(Your objective)
Using the data below, copy each line that includes the word "color".

-- Start Data to process --

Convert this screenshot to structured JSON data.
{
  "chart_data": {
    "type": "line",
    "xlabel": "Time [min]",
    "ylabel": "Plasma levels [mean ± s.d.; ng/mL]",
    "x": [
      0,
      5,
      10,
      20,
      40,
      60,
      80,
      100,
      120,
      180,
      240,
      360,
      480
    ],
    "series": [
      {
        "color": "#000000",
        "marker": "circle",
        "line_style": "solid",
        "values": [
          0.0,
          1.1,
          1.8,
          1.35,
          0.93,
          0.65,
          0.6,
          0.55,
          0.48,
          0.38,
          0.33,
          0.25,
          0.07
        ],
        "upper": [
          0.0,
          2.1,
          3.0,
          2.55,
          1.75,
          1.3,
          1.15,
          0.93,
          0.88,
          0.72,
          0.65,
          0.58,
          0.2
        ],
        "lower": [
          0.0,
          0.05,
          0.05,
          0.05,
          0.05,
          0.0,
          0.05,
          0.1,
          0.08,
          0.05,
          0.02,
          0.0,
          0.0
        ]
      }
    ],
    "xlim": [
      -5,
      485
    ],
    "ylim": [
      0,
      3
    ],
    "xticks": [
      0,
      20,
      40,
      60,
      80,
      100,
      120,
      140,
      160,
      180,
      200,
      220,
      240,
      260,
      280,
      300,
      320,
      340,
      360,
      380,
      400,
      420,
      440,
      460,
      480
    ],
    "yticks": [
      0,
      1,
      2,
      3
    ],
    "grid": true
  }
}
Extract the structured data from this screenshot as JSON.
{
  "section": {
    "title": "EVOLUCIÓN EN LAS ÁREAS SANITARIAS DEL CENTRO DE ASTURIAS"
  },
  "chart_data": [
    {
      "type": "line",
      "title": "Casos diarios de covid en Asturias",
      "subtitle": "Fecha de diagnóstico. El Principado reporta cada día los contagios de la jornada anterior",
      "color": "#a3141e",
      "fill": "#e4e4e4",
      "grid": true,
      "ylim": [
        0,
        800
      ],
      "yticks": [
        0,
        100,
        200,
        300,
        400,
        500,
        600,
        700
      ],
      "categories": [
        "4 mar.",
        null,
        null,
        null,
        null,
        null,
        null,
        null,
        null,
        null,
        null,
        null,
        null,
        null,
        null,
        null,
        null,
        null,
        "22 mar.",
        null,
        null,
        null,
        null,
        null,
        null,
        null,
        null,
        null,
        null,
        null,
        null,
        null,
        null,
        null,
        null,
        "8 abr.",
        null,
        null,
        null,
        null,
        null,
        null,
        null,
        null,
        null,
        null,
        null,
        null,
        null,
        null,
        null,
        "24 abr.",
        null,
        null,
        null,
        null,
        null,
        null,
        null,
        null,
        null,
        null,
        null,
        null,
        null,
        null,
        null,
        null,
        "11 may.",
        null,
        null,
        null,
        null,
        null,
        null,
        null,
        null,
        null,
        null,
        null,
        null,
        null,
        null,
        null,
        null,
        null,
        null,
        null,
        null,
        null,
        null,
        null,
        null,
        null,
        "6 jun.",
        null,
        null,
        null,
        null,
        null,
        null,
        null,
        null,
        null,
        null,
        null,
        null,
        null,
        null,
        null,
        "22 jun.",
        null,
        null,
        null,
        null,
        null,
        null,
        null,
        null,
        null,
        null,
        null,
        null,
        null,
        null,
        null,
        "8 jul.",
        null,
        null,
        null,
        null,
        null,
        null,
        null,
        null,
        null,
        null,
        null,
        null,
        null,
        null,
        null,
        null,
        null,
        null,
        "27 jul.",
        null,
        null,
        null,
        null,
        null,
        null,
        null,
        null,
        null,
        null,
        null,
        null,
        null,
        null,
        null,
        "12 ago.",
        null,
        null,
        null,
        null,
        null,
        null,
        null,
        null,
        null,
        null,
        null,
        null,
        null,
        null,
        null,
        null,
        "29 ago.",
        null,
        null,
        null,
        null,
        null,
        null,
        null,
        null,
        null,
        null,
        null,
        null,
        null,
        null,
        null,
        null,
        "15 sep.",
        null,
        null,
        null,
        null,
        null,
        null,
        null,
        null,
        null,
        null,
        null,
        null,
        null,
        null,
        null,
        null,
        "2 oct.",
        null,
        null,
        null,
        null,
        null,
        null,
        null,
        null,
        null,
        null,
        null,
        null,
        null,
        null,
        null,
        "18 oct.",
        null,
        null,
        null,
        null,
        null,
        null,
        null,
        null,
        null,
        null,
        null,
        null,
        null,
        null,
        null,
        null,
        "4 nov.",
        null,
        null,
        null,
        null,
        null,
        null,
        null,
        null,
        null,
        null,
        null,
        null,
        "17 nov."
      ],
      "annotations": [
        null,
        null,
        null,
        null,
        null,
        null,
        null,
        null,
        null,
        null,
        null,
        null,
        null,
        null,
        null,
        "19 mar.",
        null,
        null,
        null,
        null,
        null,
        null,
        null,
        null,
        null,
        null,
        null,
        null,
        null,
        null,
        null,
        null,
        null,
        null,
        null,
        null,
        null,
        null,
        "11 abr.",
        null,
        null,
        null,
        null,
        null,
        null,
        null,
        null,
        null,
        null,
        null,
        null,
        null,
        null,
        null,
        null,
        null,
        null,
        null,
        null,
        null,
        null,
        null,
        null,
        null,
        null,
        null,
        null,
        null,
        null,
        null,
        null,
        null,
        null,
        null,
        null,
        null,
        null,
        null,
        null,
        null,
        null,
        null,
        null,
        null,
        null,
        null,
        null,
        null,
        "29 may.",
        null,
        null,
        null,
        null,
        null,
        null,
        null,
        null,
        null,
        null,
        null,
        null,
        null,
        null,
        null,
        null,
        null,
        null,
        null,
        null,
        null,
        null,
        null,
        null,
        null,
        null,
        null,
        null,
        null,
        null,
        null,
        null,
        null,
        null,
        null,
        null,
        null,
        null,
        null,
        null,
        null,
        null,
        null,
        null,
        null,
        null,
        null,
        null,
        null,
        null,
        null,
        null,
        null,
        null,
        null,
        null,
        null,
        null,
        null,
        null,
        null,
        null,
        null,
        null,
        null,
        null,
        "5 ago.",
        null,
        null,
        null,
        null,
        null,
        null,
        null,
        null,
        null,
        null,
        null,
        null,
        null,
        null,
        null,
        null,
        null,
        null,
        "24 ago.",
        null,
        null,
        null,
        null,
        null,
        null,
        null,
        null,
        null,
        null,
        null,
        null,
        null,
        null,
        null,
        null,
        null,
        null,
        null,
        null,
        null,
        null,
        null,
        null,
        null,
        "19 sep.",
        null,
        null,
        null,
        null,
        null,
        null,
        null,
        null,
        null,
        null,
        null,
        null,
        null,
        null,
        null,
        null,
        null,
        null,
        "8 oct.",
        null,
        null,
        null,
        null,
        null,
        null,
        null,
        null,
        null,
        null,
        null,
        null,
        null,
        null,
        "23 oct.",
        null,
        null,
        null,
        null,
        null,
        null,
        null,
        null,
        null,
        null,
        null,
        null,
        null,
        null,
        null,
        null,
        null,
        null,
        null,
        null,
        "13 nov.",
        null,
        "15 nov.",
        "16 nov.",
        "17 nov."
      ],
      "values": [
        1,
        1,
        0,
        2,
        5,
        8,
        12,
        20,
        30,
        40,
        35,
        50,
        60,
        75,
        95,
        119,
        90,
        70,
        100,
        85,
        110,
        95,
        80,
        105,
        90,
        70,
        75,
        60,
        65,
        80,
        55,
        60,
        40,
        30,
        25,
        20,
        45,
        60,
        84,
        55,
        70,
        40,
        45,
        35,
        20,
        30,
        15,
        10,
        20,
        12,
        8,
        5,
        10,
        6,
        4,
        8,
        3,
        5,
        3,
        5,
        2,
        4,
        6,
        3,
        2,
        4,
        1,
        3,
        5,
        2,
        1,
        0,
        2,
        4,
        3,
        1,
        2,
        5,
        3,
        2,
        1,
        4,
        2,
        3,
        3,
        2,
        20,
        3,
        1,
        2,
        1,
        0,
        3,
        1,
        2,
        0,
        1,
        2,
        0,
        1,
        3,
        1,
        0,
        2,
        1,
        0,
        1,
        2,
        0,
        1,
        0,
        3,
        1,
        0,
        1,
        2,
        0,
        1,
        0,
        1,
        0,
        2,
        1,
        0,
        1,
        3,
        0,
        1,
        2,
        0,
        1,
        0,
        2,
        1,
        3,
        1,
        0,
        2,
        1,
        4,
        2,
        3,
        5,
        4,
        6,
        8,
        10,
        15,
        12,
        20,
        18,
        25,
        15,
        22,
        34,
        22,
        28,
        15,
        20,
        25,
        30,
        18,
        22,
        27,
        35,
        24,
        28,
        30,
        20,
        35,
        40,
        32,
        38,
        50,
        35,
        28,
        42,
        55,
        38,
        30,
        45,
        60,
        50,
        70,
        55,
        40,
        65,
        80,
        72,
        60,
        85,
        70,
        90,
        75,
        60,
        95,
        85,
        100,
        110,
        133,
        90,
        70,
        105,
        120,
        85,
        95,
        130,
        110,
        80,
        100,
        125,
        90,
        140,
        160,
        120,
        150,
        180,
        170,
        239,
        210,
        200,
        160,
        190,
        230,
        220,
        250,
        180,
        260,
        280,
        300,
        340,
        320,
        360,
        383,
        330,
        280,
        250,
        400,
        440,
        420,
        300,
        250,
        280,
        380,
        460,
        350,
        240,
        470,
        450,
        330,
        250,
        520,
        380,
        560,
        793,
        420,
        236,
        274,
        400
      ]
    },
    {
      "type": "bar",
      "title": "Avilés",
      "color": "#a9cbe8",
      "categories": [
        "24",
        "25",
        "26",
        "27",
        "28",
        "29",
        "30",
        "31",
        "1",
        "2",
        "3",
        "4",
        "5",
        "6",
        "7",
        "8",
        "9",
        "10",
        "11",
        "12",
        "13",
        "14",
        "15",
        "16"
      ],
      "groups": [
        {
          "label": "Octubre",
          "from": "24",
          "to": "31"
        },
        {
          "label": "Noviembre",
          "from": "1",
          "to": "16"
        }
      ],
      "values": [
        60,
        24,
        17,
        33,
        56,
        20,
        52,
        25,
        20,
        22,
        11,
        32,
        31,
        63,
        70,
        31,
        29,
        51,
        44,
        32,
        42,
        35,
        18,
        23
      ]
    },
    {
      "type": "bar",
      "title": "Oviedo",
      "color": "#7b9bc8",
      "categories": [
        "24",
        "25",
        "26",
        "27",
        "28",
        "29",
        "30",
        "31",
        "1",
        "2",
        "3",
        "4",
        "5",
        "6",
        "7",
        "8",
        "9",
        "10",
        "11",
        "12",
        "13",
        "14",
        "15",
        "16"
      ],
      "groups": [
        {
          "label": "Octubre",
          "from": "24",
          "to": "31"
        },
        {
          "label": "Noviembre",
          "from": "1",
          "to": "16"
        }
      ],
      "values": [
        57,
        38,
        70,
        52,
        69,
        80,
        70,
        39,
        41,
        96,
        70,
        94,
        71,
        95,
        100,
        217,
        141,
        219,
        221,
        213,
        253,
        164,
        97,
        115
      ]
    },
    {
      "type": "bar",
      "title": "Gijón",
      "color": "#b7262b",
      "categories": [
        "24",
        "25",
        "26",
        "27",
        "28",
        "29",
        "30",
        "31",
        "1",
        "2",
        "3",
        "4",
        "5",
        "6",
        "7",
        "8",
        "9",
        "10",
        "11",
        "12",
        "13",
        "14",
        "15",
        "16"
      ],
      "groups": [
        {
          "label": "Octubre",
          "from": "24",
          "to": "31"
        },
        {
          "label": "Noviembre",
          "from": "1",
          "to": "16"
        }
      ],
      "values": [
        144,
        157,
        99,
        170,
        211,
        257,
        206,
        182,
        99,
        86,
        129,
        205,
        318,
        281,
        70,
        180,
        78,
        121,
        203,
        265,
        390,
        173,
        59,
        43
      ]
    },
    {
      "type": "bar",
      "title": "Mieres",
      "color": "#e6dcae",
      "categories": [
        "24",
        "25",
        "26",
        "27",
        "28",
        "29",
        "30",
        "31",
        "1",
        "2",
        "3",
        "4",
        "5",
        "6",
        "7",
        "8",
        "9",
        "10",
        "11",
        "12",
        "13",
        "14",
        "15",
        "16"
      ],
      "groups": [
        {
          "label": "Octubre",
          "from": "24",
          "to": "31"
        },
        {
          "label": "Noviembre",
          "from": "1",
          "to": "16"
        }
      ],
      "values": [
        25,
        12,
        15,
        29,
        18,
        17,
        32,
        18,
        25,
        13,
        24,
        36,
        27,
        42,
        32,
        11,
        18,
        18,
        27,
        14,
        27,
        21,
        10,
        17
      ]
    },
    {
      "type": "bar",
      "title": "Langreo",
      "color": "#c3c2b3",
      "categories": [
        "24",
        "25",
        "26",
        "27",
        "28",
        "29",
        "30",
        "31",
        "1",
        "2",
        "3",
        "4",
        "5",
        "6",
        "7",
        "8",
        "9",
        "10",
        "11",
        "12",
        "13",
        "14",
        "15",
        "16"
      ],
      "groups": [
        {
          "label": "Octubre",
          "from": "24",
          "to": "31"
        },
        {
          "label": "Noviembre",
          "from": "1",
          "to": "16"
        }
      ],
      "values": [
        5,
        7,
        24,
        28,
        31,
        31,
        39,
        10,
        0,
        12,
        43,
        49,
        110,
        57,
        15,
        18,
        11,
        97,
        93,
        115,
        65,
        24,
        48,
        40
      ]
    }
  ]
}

-- End Data to process --

(Completed exercise)
        "color": "#000000",
      "color": "#a3141e",
      "color": "#a9cbe8",
      "color": "#7b9bc8",
      "color": "#b7262b",
      "color": "#e6dcae",
      "color": "#c3c2b3",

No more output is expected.